#### [What is expected]
Within this material, how many lines have the string "příhraničních" in them? The answer is a number, with nothing added.

--------------------------------

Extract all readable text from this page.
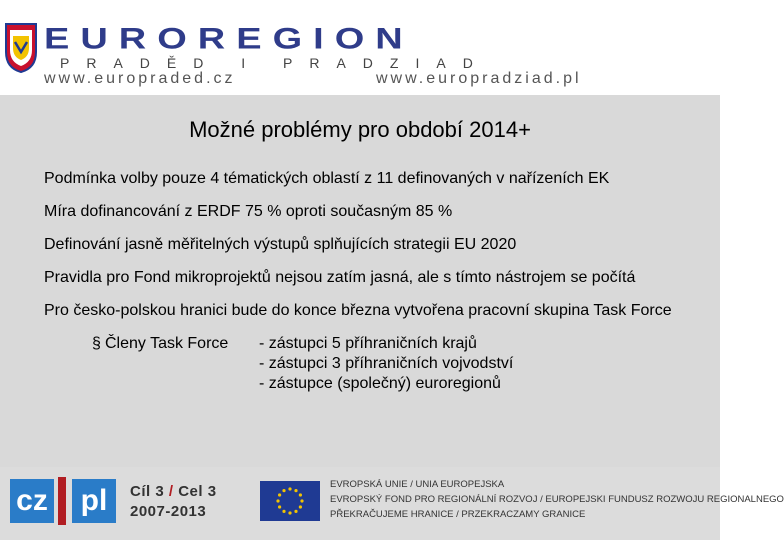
EUROREGION
PRADĚD I PRADZIAD
www.europraded.cz	www.europradziad.pl
Možné problémy pro období 2014+
Podmínka volby pouze 4 tématických oblastí z 11 definovaných v nařízeních EK
Míra dofinancování z ERDF 75 % oproti současným 85 %
Definování jasně měřitelných výstupů splňujících strategii EU 2020
Pravidla pro Fond mikroprojektů nejsou zatím jasná, ale s tímto nástrojem se počítá
Pro česko-polskou hranici bude do konce března vytvořena pracovní skupina Task Force
§ Členy Task Force - zástupci 5 příhraničních krajů
- zástupci 3 příhraničních vojvodství
- zástupce (společný) euroregionů
cz pl	Cíl 3 / Cel 3
2007-2013
EVROPSKÁ UNIE / UNIA EUROPEJSKA
EVROPSKÝ FOND PRO REGIONÁLNÍ ROZVOJ / EUROPEJSKI FUNDUSZ ROZWOJU REGIONALNEGO
PŘEKRAČUJEME HRANICE / PRZEKRACZAMY GRANICE
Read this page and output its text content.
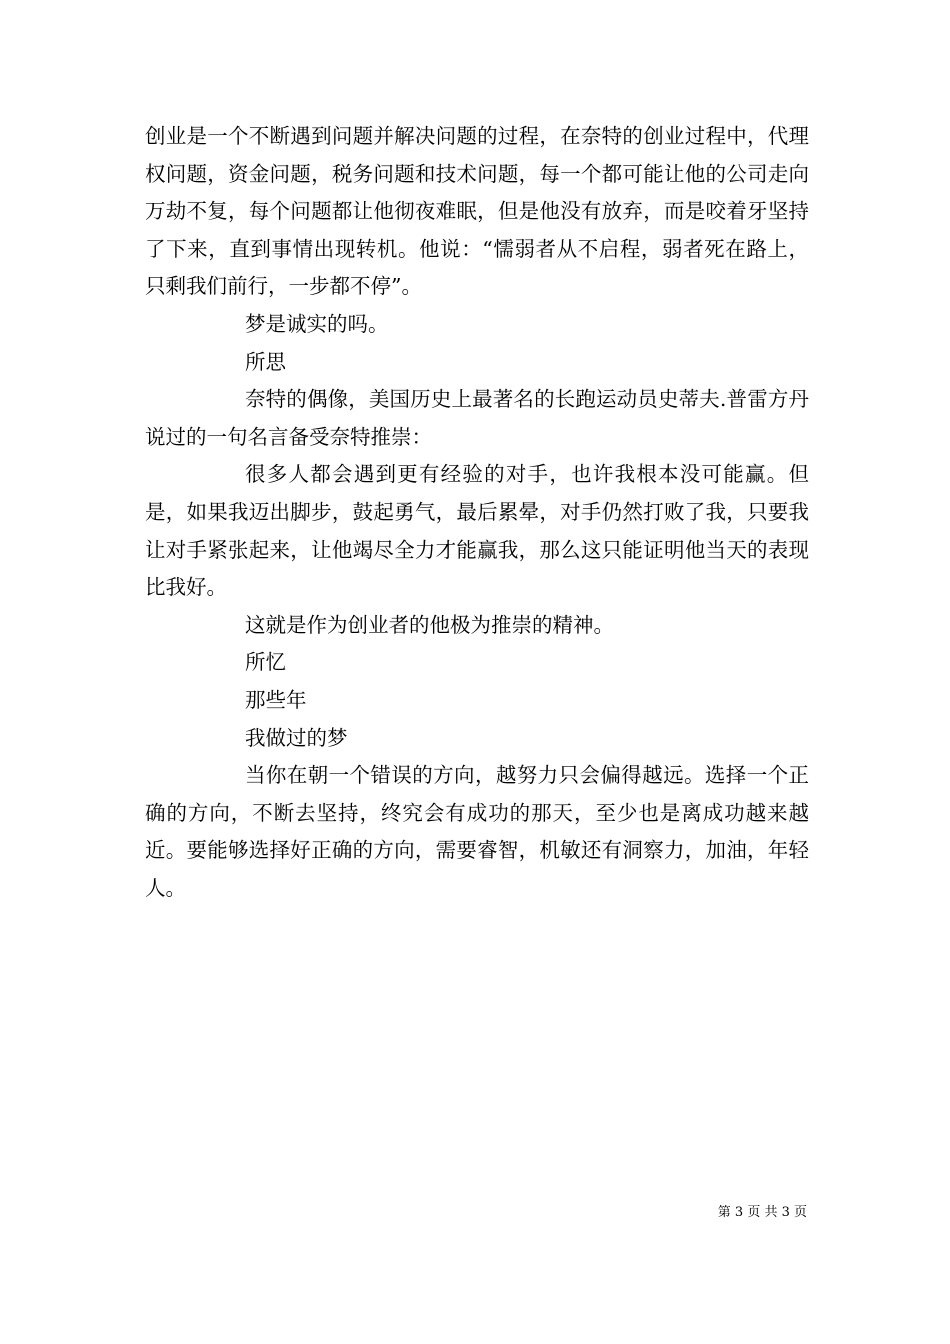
创业是一个不断遇到问题并解决问题的过程，在奈特的创业过程中，代理权问题，资金问题，税务问题和技术问题，每一个都可能让他的公司走向万劫不复，每个问题都让他彻夜难眠，但是他没有放弃，而是咬着牙坚持了下来，直到事情出现转机。他说：“懦弱者从不启程，弱者死在路上，只剩我们前行，一步都不停”。

梦是诚实的吗。

所思

奈特的偶像，美国历史上最著名的长跑运动员史蒂夫.普雷方丹说过的一句名言备受奈特推崇：

很多人都会遇到更有经验的对手，也许我根本没可能赢。但是，如果我迈出脚步，鼓起勇气，最后累晕，对手仍然打败了我，只要我让对手紧张起来，让他竭尽全力才能赢我，那么这只能证明他当天的表现比我好。

这就是作为创业者的他极为推崇的精神。

所忆

那些年

我做过的梦

当你在朝一个错误的方向，越努力只会偏得越远。选择一个正确的方向，不断去坚持，终究会有成功的那天，至少也是离成功越来越近。要能够选择好正确的方向，需要睿智，机敏还有洞察力，加油，年轻人。

第 3 页 共 3 页
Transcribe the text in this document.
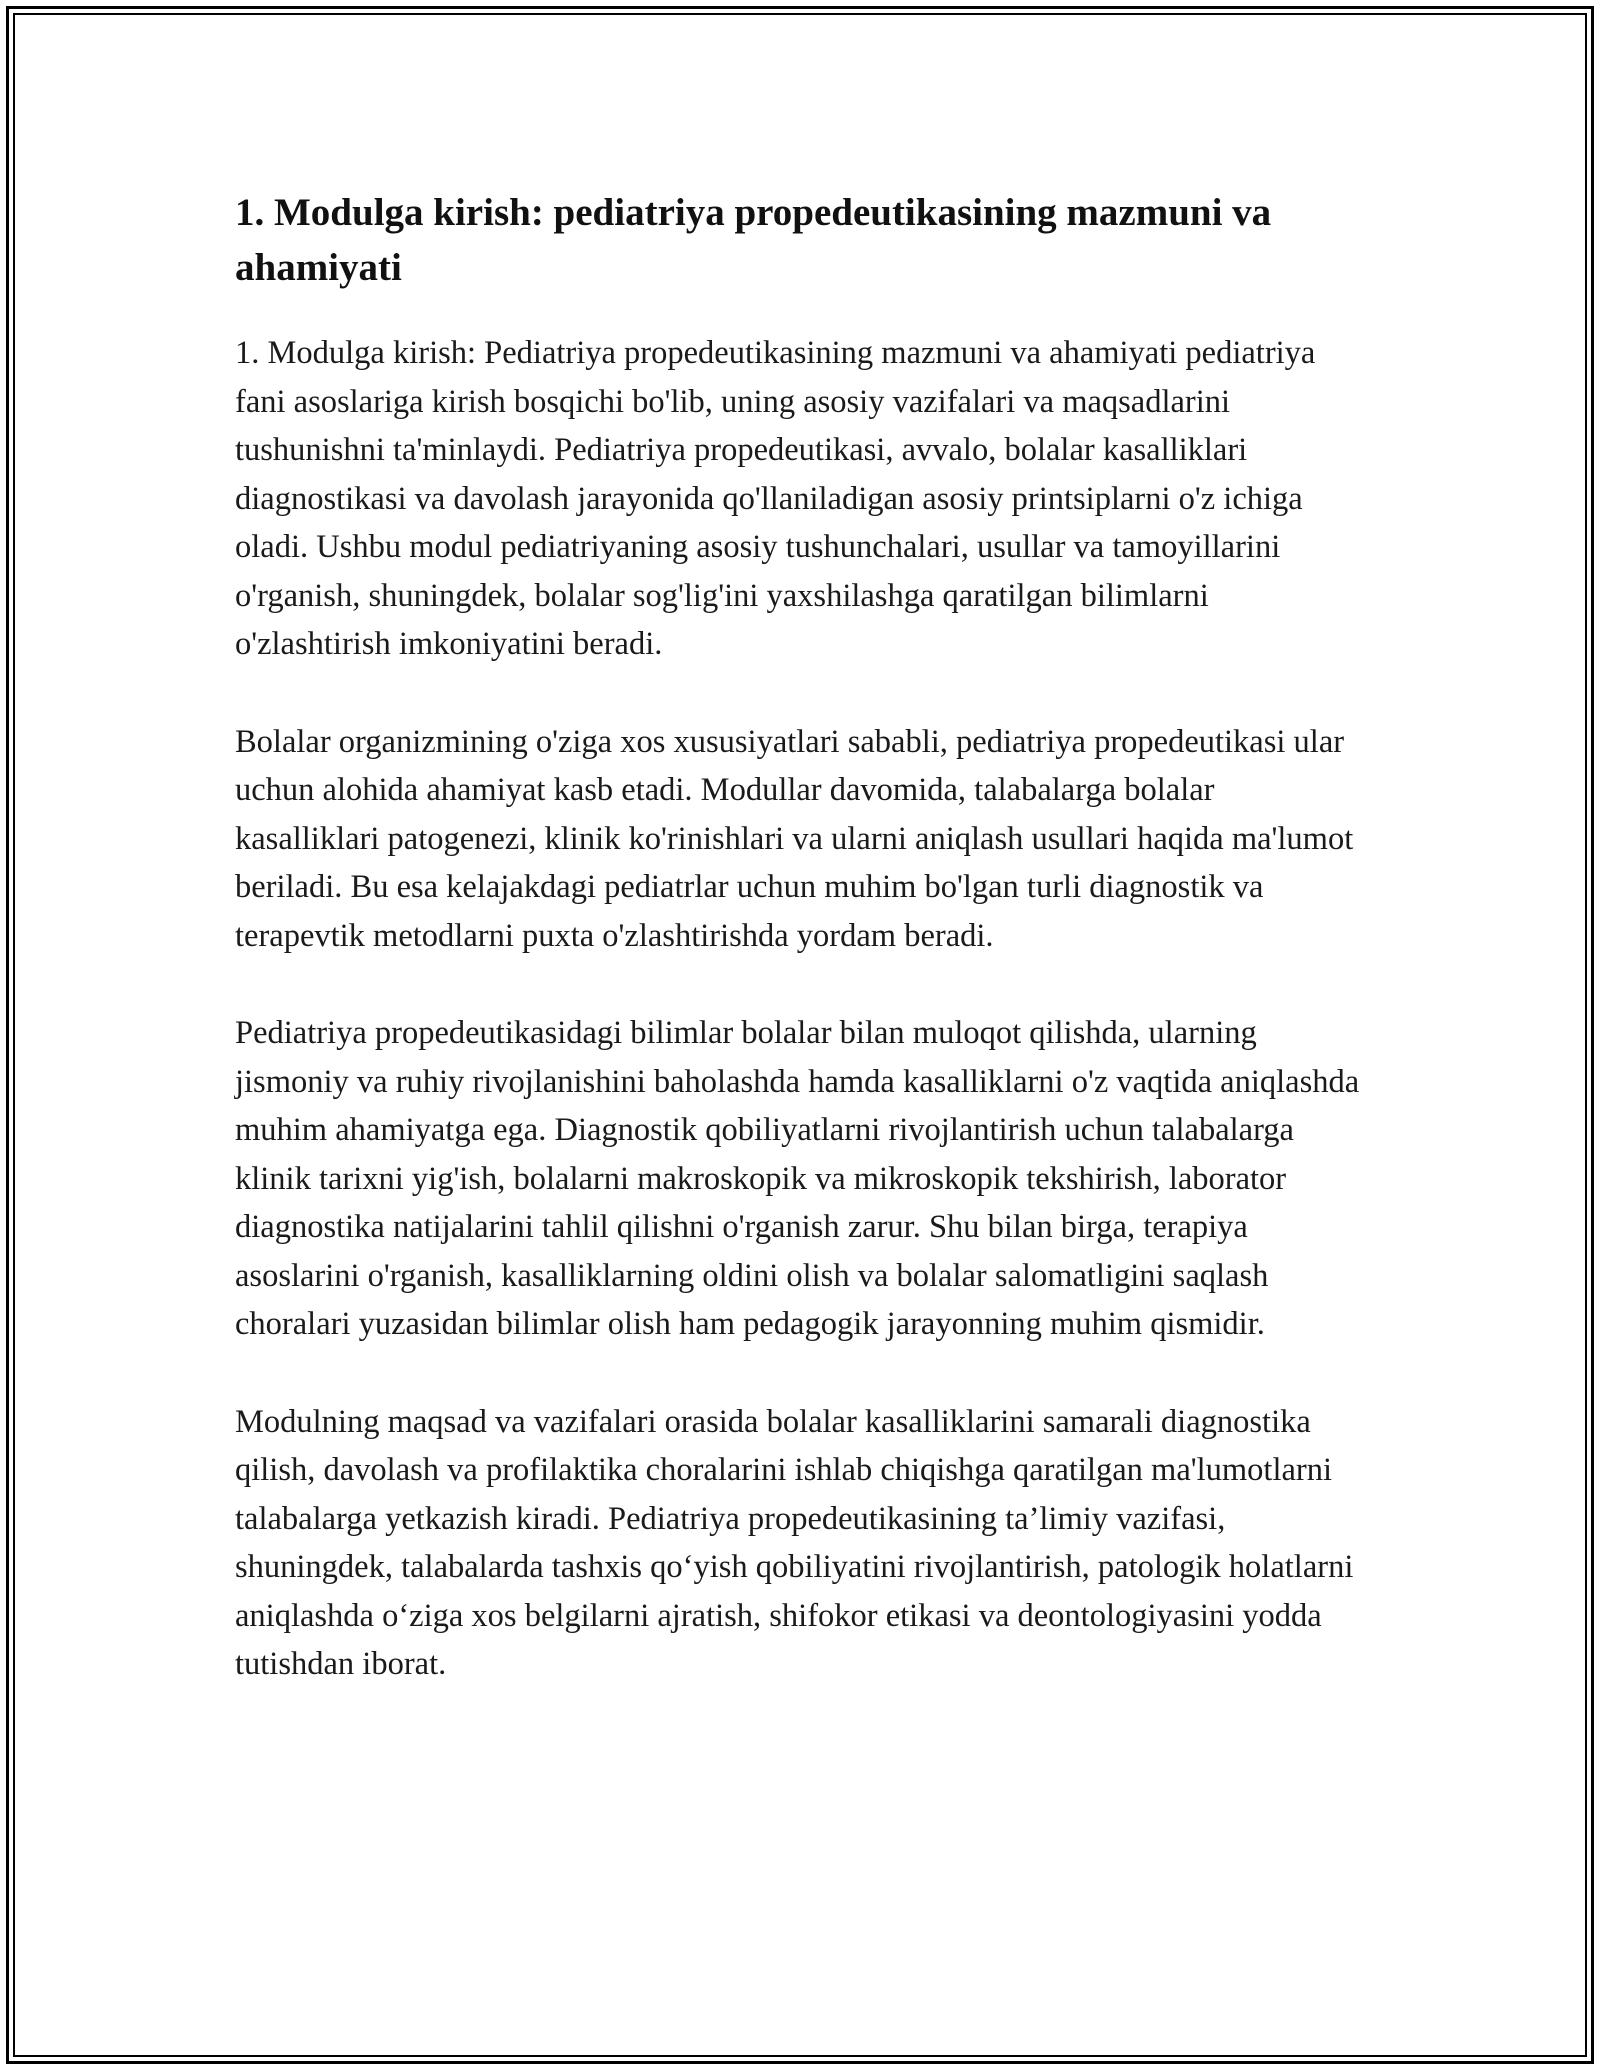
1. Modulga kirish: pediatriya propedeutikasining mazmuni va ahamiyati

1. Modulga kirish: Pediatriya propedeutikasining mazmuni va ahamiyati pediatriya fani asoslariga kirish bosqichi bo'lib, uning asosiy vazifalari va maqsadlarini tushunishni ta'minlaydi. Pediatriya propedeutikasi, avvalo, bolalar kasalliklari diagnostikasi va davolash jarayonida qo'llaniladigan asosiy printsiplarni o'z ichiga oladi. Ushbu modul pediatriyaning asosiy tushunchalari, usullar va tamoyillarini o'rganish, shuningdek, bolalar sog'lig'ini yaxshilashga qaratilgan bilimlarni o'zlashtirish imkoniyatini beradi.

Bolalar organizmining o'ziga xos xususiyatlari sababli, pediatriya propedeutikasi ular uchun alohida ahamiyat kasb etadi. Modullar davomida, talabalarga bolalar kasalliklari patogenezi, klinik ko'rinishlari va ularni aniqlash usullari haqida ma'lumot beriladi. Bu esa kelajakdagi pediatrlar uchun muhim bo'lgan turli diagnostik va terapevtik metodlarni puxta o'zlashtirishda yordam beradi.

Pediatriya propedeutikasidagi bilimlar bolalar bilan muloqot qilishda, ularning jismoniy va ruhiy rivojlanishini baholashda hamda kasalliklarni o'z vaqtida aniqlashda muhim ahamiyatga ega. Diagnostik qobiliyatlarni rivojlantirish uchun talabalarga klinik tarixni yig'ish, bolalarni makroskopik va mikroskopik tekshirish, laborator diagnostika natijalarini tahlil qilishni o'rganish zarur. Shu bilan birga, terapiya asoslarini o'rganish, kasalliklarning oldini olish va bolalar salomatligini saqlash choralari yuzasidan bilimlar olish ham pedagogik jarayonning muhim qismidir.

Modulning maqsad va vazifalari orasida bolalar kasalliklarini samarali diagnostika qilish, davolash va profilaktika choralarini ishlab chiqishga qaratilgan ma'lumotlarni talabalarga yetkazish kiradi. Pediatriya propedeutikasining ta’limiy vazifasi, shuningdek, talabalarda tashxis qo‘yish qobiliyatini rivojlantirish, patologik holatlarni aniqlashda o‘ziga xos belgilarni ajratish, shifokor etikasi va deontologiyasini yodda tutishdan iborat.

--------------------------------

#### [Exercise answer]
2